(Stored data)
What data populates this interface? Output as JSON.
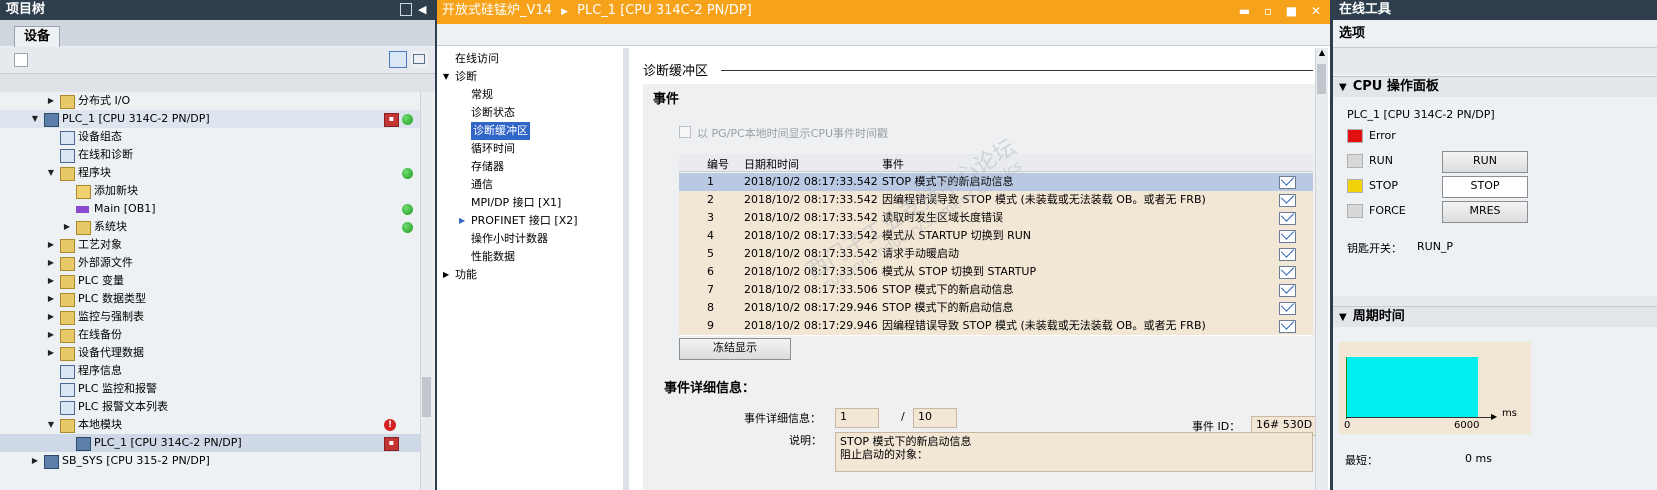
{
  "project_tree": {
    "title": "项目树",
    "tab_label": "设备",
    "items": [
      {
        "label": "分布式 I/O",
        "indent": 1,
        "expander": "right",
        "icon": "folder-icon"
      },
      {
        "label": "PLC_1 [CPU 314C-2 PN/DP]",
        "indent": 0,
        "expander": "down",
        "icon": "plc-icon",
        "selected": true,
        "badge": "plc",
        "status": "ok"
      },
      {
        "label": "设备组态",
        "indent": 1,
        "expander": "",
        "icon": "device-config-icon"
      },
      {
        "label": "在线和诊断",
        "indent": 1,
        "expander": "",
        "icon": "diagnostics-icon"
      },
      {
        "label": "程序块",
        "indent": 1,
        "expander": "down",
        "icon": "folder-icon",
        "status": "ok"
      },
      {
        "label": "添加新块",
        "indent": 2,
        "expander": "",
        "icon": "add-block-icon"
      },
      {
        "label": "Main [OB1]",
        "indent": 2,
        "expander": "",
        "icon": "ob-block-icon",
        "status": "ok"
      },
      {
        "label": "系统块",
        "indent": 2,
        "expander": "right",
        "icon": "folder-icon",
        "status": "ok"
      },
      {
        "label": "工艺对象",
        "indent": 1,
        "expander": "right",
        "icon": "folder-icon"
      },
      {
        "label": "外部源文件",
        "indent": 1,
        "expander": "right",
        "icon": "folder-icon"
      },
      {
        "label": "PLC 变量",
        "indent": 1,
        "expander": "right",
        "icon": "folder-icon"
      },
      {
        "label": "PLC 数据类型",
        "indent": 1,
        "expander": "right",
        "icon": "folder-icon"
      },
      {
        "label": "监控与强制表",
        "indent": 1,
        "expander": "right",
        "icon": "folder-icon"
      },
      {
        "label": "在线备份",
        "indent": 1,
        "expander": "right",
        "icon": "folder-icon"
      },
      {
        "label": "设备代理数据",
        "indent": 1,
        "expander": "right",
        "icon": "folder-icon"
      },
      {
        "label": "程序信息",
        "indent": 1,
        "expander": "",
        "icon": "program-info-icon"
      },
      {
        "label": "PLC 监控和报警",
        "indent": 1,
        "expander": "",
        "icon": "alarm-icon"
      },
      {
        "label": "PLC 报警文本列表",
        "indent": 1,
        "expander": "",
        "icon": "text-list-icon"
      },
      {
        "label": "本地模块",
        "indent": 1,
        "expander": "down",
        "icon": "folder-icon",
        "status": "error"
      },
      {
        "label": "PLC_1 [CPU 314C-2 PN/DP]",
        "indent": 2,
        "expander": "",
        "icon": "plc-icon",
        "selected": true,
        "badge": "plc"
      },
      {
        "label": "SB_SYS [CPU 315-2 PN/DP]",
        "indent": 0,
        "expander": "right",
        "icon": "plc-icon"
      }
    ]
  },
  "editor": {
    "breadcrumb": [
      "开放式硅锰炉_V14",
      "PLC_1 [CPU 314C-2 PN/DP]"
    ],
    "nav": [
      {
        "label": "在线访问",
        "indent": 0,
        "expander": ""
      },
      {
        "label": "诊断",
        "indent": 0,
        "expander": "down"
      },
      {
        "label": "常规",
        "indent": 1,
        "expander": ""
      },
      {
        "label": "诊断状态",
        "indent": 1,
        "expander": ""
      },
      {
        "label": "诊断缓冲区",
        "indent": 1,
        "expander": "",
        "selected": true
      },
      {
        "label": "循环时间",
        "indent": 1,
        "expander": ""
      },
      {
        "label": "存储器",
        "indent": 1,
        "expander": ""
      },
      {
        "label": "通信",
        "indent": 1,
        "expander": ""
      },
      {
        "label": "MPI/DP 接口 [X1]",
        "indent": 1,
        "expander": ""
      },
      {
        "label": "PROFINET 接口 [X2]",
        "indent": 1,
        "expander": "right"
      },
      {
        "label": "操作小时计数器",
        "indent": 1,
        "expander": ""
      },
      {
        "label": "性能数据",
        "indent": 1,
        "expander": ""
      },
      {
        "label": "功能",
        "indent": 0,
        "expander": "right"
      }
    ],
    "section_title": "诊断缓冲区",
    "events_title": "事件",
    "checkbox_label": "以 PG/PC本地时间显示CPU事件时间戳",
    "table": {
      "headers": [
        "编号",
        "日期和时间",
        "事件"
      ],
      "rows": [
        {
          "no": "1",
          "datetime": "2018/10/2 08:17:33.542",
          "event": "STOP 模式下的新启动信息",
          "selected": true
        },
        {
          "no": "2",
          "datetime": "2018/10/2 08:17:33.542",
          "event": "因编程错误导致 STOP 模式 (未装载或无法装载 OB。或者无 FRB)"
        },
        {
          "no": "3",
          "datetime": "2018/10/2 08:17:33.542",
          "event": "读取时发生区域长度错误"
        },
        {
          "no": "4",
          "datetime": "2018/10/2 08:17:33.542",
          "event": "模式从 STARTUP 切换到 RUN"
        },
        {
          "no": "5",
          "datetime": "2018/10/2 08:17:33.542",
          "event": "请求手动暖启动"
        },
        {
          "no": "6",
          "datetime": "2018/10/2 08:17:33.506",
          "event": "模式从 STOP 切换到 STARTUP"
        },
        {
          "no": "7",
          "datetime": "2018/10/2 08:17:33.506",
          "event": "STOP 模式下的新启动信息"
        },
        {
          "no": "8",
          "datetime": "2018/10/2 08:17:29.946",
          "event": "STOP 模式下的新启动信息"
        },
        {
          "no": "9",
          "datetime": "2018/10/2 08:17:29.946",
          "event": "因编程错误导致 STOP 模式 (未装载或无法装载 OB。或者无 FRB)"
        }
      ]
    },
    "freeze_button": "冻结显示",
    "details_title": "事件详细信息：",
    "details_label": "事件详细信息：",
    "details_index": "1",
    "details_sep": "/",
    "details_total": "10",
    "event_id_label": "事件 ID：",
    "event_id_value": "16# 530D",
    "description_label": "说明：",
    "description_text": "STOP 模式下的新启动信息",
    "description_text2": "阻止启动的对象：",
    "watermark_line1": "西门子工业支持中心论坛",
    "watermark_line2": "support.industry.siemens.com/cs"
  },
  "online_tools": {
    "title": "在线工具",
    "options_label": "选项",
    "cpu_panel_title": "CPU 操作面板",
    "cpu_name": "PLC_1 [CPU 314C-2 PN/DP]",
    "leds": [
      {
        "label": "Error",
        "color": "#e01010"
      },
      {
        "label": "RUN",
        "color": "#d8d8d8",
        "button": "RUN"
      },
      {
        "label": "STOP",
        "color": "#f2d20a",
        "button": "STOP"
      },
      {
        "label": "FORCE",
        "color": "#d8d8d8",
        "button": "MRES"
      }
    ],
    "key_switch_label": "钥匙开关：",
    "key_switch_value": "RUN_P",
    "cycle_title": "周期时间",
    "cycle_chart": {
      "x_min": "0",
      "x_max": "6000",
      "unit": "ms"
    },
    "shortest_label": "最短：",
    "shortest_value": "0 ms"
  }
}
==
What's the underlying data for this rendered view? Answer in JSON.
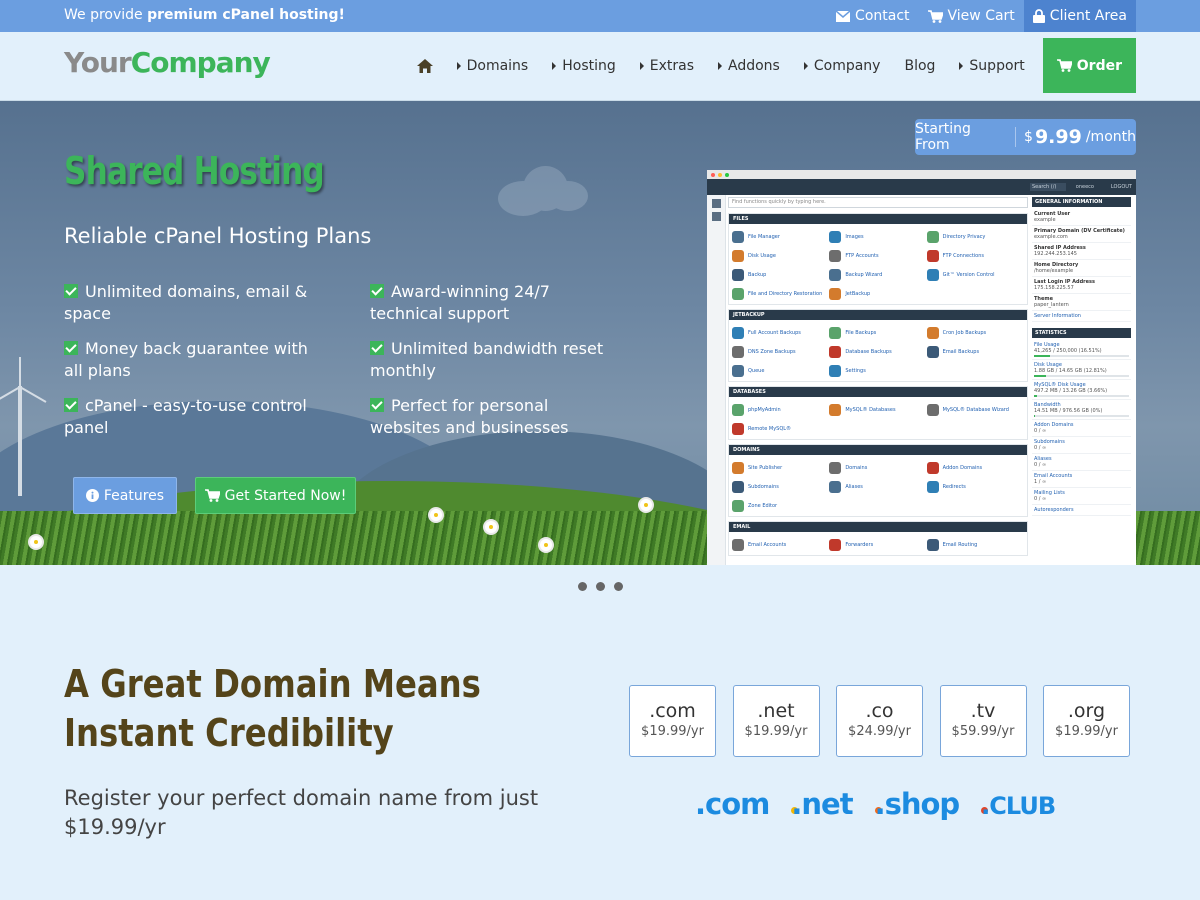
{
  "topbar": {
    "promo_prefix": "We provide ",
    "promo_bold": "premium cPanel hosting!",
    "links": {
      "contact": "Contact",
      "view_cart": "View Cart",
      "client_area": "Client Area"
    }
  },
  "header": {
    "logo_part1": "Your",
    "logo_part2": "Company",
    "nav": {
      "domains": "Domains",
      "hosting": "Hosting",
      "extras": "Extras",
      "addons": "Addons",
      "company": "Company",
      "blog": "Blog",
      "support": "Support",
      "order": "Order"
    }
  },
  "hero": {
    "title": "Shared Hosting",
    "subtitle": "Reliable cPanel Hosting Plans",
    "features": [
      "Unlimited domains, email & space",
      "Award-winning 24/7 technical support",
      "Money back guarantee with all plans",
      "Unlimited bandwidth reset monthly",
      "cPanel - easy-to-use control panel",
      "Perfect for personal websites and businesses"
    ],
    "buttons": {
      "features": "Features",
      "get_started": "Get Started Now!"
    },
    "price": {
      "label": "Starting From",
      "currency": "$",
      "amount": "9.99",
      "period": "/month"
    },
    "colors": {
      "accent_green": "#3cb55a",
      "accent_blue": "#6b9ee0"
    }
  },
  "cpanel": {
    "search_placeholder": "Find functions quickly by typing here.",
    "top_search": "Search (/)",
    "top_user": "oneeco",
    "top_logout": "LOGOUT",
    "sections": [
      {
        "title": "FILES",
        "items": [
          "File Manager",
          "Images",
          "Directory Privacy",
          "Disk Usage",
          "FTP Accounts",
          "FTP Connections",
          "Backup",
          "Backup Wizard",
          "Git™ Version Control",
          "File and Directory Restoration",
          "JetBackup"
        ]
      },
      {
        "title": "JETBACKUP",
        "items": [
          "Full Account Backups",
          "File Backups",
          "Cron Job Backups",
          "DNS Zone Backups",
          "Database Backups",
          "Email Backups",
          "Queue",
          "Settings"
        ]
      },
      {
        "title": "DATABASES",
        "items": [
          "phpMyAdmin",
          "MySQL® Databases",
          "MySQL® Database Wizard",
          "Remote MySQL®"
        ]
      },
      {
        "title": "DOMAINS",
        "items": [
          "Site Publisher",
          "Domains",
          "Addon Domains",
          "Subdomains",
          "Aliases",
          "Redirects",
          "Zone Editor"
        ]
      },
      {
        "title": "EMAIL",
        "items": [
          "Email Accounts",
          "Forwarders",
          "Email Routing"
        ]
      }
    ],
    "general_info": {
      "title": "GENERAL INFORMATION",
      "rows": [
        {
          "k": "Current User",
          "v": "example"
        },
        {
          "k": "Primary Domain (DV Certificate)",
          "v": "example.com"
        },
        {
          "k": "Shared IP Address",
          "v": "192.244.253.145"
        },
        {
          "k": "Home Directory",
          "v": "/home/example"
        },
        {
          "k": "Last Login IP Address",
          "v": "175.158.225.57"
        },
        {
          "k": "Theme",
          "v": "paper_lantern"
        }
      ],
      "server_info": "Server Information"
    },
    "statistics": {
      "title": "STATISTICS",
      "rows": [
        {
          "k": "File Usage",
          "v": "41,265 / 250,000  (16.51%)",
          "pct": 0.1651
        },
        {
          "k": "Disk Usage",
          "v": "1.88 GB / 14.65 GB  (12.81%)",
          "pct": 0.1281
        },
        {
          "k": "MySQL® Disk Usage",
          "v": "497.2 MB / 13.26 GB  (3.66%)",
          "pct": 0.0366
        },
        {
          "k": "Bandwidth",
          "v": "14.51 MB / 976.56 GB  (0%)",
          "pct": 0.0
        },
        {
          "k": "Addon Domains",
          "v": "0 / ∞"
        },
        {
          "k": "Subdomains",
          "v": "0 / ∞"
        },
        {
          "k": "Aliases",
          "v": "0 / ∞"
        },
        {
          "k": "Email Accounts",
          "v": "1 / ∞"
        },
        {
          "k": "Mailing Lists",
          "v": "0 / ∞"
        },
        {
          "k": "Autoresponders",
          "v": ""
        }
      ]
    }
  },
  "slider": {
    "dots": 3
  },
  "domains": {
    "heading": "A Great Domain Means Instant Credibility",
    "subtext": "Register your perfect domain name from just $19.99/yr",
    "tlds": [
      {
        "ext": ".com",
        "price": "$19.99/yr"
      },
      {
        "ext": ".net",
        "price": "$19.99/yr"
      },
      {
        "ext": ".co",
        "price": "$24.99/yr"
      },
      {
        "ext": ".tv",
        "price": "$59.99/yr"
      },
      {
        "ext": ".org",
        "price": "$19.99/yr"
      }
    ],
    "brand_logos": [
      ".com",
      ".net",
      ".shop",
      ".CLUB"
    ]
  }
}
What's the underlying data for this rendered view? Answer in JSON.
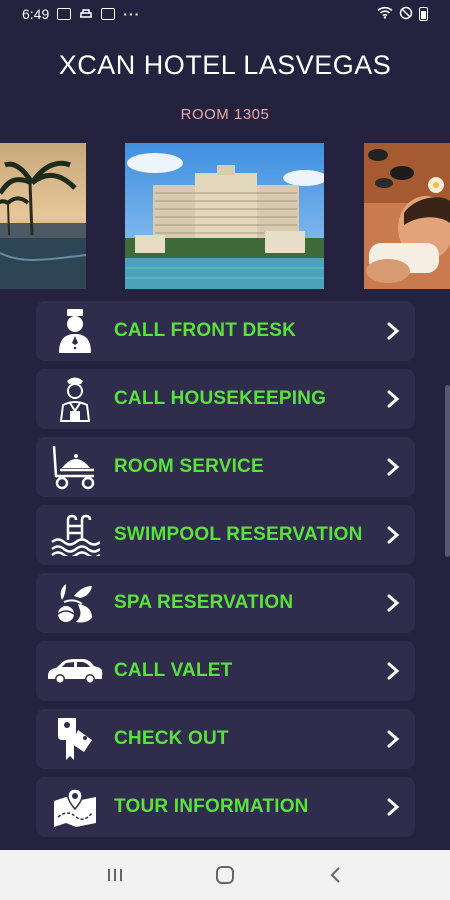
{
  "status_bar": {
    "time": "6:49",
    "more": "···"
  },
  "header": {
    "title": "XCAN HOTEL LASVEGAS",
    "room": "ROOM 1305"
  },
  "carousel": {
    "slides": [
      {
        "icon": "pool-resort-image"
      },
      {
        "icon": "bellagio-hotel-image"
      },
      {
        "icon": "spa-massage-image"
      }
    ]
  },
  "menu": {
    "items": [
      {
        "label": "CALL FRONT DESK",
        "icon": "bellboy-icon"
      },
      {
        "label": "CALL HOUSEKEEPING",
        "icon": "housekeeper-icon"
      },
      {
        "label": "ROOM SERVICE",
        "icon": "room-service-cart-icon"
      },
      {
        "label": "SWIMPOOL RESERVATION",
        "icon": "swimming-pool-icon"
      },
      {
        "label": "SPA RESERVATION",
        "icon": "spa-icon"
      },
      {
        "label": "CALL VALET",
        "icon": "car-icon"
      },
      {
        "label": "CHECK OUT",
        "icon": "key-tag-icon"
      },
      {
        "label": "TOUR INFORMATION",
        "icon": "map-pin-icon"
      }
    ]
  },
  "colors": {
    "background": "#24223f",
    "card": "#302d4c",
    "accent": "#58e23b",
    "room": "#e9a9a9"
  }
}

What to produce:
Using the listing above, return all lines where the word "CALL" occurs.

Solution to this problem:
        "label": "CALL FRONT DESK",
        "label": "CALL HOUSEKEEPING",
        "label": "CALL VALET",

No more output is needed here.